Directions for this task → Transcribe the material below exactly as it appears.

....................

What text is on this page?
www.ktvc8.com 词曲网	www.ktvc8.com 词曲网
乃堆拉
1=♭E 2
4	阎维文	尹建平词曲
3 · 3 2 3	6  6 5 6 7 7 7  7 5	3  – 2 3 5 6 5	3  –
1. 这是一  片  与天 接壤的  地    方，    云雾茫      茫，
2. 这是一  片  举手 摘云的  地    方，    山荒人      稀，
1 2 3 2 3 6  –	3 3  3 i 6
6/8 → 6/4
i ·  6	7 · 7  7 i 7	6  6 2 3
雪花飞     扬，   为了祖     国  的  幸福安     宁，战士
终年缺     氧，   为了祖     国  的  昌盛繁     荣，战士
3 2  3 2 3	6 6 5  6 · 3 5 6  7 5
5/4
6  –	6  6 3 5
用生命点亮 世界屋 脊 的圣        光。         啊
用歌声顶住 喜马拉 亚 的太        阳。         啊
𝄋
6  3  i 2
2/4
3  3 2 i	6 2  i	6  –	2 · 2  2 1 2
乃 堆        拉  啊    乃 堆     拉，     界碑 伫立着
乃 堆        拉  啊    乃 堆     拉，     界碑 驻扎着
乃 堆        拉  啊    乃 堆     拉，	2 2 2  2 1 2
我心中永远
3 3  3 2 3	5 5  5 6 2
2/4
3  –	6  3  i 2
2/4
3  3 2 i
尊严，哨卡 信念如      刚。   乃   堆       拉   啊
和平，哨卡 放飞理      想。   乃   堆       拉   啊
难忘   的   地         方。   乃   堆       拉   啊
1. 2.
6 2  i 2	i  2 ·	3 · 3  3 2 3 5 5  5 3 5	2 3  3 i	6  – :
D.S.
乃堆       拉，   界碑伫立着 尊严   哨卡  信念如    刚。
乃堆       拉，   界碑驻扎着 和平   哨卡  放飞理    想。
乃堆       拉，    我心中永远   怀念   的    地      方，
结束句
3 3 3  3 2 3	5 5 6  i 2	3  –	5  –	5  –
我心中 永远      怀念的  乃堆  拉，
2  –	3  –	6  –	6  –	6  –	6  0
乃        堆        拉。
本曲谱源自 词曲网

....................

The response →
What text is on this page?
www.ktvc8.com 词曲网	www.ktvc8.com 词曲网
乃堆拉
1=♭E 2
4	阎维文	尹建平词曲
3 · 3 2 3	6  6 5 6 7 7 7  7 5	3  – 2 3 5 6 5	3  –
1. 这是一  片  与天 接壤的  地    方，    云雾茫      茫，
2. 这是一  片  举手 摘云的  地    方，    山荒人      稀，
1 2 3 2 3 6  –	3 3  3 i 6
6/8 → 6/4
i ·  6	7 · 7  7 i 7	6  6 2 3
雪花飞     扬，   为了祖     国  的  幸福安     宁，战士
终年缺     氧，   为了祖     国  的  昌盛繁     荣，战士
3 2  3 2 3	6 6 5  6 · 3 5 6  7 5
5/4
6  –	6  6 3 5
用生命点亮 世界屋 脊 的圣        光。         啊
用歌声顶住 喜马拉 亚 的太        阳。         啊
𝄋
6  3  i 2
2/4
3  3 2 i	6 2  i	6  –	2 · 2  2 1 2
乃 堆        拉  啊    乃 堆     拉，     界碑 伫立着
乃 堆        拉  啊    乃 堆     拉，     界碑 驻扎着
乃 堆        拉  啊    乃 堆     拉，	2 2 2  2 1 2
我心中永远
3 3  3 2 3	5 5  5 6 2
2/4
3  –	6  3  i 2
2/4
3  3 2 i
尊严，哨卡 信念如      刚。   乃   堆       拉   啊
和平，哨卡 放飞理      想。   乃   堆       拉   啊
难忘   的   地         方。   乃   堆       拉   啊
1. 2.
6 2  i 2	i  2 ·	3 · 3  3 2 3 5 5  5 3 5	2 3  3 i	6  – :
D.S.
乃堆       拉，   界碑伫立着 尊严   哨卡  信念如    刚。
乃堆       拉，   界碑驻扎着 和平   哨卡  放飞理    想。
乃堆       拉，    我心中永远   怀念   的    地      方，
结束句
3 3 3  3 2 3	5 5 6  i 2	3  –	5  –	5  –
我心中 永远      怀念的  乃堆  拉，
2  –	3  –	6  –	6  –	6  –	6  0
乃        堆        拉。
本曲谱源自 词曲网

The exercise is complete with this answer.